- **Task requirements**:
Using the article on the air strike in southern Khartoum below, answer these questions:
1. To which hospital were the wounded taken?
2. According to the London School of Hygiene and Tropical Medicine report, how many people did the violence kill in the capital between April 2023 and June 2024?
3. Of the 11.5 million people displaced within Sudan, what share fled from the capital, according to United Nations figures?

PORT SUDAN, Sudan: Ten Sudanese civilians were killed and over 30 wounded in an army air strike on southern Khartoum, volunteer rescue workers said.
The strike on Sunday targeted a market area of the capital’s Southern Belt “for the third time in less than a month,” said the local Emergency Response Room (ERR), part of a network of volunteers across the country coordinating frontline aid.
The group said those killed burned to death. The wounded, suffering from burns, were taken to the local Bashair Hospital, with five of them in a critical condition.
Since April 2023, the war between Sudan’s regular army and the paramilitary Rapid Support Forces (RSF) has killed tens of thousands of people.
In the capital alone, the violence killed 26,000 people between April 2023 and June 2024, according to a report by the London School of Hygiene and Tropical Medicine.
Khartoum has experienced some of the war’s worst violence, with entire neighborhoods emptied out and taken over by fighters.
The military, which maintains a monopoly on the skies with its jets, has not managed to wrest back control of the capital from the paramilitary.
Of the 11.5 million people currently displaced within Sudan, nearly a third have fled from the capital, according to United Nations figures.
Both the RSF and the army have been repeatedly accused of targeting civilians and indiscriminately shelling residential areas.

Collected data:
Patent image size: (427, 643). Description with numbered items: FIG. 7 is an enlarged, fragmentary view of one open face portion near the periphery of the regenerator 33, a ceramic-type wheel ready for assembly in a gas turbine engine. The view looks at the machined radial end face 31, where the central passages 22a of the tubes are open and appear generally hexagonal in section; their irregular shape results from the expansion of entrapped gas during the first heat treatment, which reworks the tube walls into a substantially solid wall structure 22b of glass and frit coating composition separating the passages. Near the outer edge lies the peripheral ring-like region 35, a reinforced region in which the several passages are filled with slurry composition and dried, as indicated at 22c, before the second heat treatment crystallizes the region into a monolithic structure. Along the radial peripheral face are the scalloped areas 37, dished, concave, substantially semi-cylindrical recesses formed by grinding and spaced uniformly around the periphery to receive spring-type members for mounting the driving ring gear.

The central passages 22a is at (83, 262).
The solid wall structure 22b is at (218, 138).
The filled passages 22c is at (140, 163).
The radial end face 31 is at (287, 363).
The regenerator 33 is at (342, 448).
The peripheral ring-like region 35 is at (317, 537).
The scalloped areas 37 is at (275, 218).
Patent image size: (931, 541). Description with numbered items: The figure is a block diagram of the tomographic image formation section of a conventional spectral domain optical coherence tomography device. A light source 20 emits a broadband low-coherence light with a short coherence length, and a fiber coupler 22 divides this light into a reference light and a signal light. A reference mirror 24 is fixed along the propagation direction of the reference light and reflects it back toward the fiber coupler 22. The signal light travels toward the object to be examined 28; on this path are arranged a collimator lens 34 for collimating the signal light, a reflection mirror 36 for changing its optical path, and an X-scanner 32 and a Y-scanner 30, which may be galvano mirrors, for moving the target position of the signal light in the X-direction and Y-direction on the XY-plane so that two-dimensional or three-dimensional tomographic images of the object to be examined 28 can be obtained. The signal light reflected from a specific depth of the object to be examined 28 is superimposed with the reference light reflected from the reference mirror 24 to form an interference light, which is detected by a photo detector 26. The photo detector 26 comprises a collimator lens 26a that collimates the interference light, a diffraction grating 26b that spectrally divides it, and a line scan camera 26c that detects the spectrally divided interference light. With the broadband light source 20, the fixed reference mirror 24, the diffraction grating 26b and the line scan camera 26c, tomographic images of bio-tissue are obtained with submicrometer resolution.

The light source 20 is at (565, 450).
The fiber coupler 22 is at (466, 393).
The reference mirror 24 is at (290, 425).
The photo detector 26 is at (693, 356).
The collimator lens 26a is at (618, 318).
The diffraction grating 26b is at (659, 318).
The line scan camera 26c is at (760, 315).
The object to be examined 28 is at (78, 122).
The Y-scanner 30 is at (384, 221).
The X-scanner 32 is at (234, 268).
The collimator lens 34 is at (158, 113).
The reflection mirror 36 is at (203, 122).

- **Task response**:
1. Bashair Hospital
2. 26,000 people
3. Nearly a third